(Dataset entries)
──────────

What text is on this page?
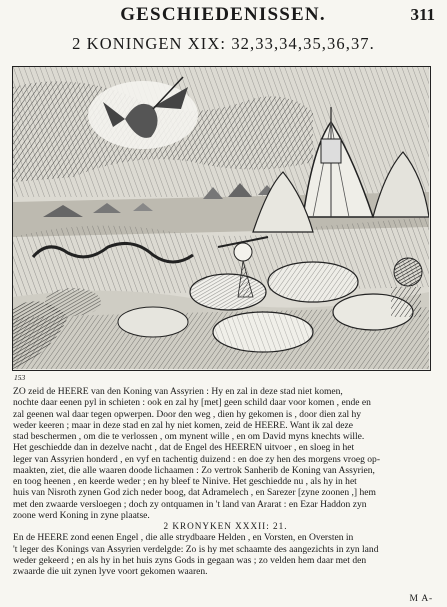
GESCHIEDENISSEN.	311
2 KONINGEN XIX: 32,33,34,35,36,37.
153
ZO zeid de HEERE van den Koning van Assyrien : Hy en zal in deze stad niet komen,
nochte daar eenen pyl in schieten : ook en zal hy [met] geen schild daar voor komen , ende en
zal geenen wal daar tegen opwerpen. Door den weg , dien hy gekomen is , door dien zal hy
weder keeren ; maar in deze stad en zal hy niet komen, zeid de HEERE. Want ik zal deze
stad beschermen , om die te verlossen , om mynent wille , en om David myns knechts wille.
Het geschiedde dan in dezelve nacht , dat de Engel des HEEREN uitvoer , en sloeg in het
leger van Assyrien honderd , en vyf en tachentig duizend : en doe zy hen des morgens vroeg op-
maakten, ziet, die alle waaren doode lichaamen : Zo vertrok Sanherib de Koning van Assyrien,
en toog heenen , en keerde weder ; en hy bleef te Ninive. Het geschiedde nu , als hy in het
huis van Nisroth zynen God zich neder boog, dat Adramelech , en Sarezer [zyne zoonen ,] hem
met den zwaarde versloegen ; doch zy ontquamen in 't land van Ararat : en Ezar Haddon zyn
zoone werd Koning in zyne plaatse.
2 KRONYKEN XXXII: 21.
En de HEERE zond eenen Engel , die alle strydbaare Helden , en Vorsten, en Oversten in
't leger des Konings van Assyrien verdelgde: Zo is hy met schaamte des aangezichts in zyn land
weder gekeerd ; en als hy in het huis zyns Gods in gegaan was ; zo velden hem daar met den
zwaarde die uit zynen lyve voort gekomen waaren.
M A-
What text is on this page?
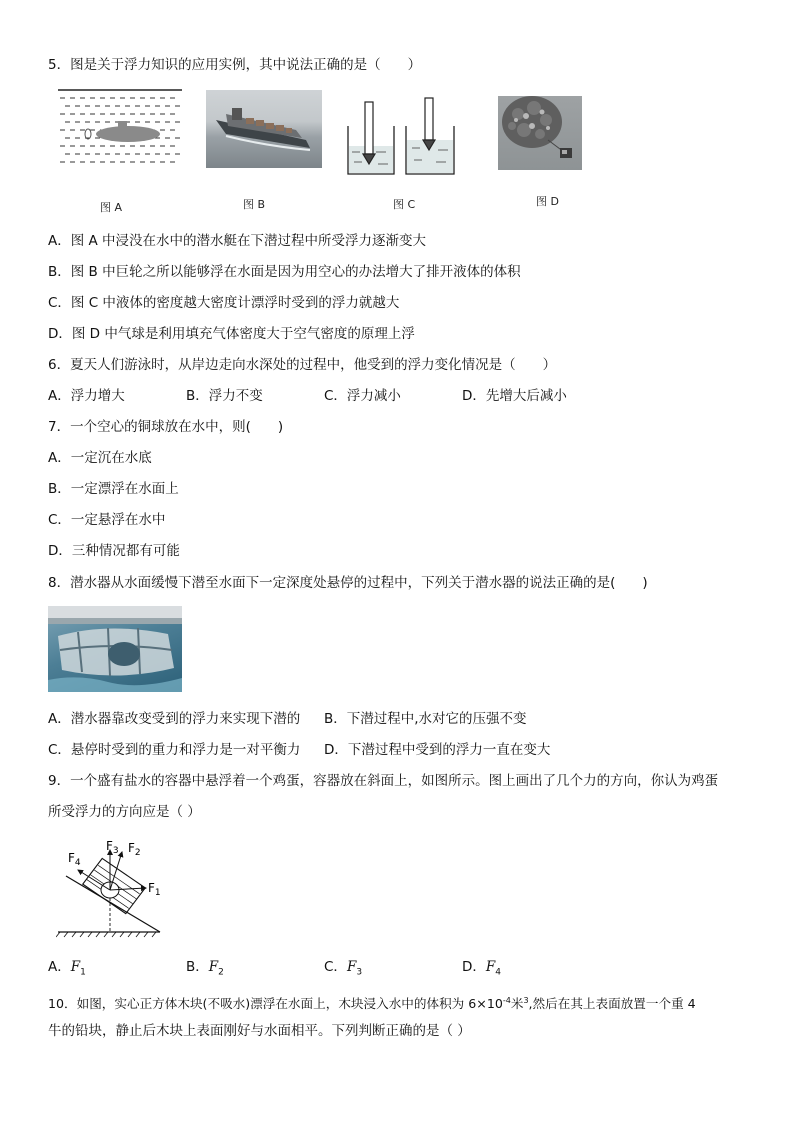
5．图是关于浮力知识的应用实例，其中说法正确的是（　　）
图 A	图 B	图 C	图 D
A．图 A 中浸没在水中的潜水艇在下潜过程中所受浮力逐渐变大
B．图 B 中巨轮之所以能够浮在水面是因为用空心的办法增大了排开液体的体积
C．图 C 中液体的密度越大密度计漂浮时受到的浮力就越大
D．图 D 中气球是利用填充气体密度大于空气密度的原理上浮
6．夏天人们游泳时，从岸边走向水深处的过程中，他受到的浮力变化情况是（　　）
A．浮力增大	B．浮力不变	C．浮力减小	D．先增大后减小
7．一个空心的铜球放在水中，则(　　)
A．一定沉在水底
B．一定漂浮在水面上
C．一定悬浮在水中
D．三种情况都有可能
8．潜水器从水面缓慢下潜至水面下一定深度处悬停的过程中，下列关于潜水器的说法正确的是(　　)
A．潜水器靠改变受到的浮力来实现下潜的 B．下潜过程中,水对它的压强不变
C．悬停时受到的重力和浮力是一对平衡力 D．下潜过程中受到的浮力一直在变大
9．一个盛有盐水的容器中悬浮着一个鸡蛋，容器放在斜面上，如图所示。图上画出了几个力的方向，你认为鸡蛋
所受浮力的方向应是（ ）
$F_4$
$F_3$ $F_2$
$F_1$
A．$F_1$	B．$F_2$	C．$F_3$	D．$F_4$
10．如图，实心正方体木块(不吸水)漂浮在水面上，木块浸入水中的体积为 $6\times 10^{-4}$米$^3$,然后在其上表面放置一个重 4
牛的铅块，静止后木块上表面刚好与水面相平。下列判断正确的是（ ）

──────────

• _Stated goal_
The material above must be printed exactly, with its pictures left out.

• _Answer_
What text is on this page?
GESCHIEDENISSEN.	311
2 KONINGEN XIX: 32,33,34,35,36,37.
153
ZO zeid de HEERE van den Koning van Assyrien : Hy en zal in deze stad niet komen,
nochte daar eenen pyl in schieten : ook en zal hy [met] geen schild daar voor komen , ende en
zal geenen wal daar tegen opwerpen. Door den weg , dien hy gekomen is , door dien zal hy
weder keeren ; maar in deze stad en zal hy niet komen, zeid de HEERE. Want ik zal deze
stad beschermen , om die te verlossen , om mynent wille , en om David myns knechts wille.
Het geschiedde dan in dezelve nacht , dat de Engel des HEEREN uitvoer , en sloeg in het
leger van Assyrien honderd , en vyf en tachentig duizend : en doe zy hen des morgens vroeg op-
maakten, ziet, die alle waaren doode lichaamen : Zo vertrok Sanherib de Koning van Assyrien,
en toog heenen , en keerde weder ; en hy bleef te Ninive. Het geschiedde nu , als hy in het
huis van Nisroth zynen God zich neder boog, dat Adramelech , en Sarezer [zyne zoonen ,] hem
met den zwaarde versloegen ; doch zy ontquamen in 't land van Ararat : en Ezar Haddon zyn
zoone werd Koning in zyne plaatse.
2 KRONYKEN XXXII: 21.
En de HEERE zond eenen Engel , die alle strydbaare Helden , en Vorsten, en Oversten in
't leger des Konings van Assyrien verdelgde: Zo is hy met schaamte des aangezichts in zyn land
weder gekeerd ; en als hy in het huis zyns Gods in gegaan was ; zo velden hem daar met den
zwaarde die uit zynen lyve voort gekomen waaren.
M A-
What text is on this page?
5．图是关于浮力知识的应用实例，其中说法正确的是（　　）
图 A	图 B	图 C	图 D
A．图 A 中浸没在水中的潜水艇在下潜过程中所受浮力逐渐变大
B．图 B 中巨轮之所以能够浮在水面是因为用空心的办法增大了排开液体的体积
C．图 C 中液体的密度越大密度计漂浮时受到的浮力就越大
D．图 D 中气球是利用填充气体密度大于空气密度的原理上浮
6．夏天人们游泳时，从岸边走向水深处的过程中，他受到的浮力变化情况是（　　）
A．浮力增大	B．浮力不变	C．浮力减小	D．先增大后减小
7．一个空心的铜球放在水中，则(　　)
A．一定沉在水底
B．一定漂浮在水面上
C．一定悬浮在水中
D．三种情况都有可能
8．潜水器从水面缓慢下潜至水面下一定深度处悬停的过程中，下列关于潜水器的说法正确的是(　　)
A．潜水器靠改变受到的浮力来实现下潜的 B．下潜过程中,水对它的压强不变
C．悬停时受到的重力和浮力是一对平衡力 D．下潜过程中受到的浮力一直在变大
9．一个盛有盐水的容器中悬浮着一个鸡蛋，容器放在斜面上，如图所示。图上画出了几个力的方向，你认为鸡蛋
所受浮力的方向应是（ ）
$F_4$
$F_3$ $F_2$
$F_1$
A．$F_1$	B．$F_2$	C．$F_3$	D．$F_4$
10．如图，实心正方体木块(不吸水)漂浮在水面上，木块浸入水中的体积为 $6\times 10^{-4}$米$^3$,然后在其上表面放置一个重 4
牛的铅块，静止后木块上表面刚好与水面相平。下列判断正确的是（ ）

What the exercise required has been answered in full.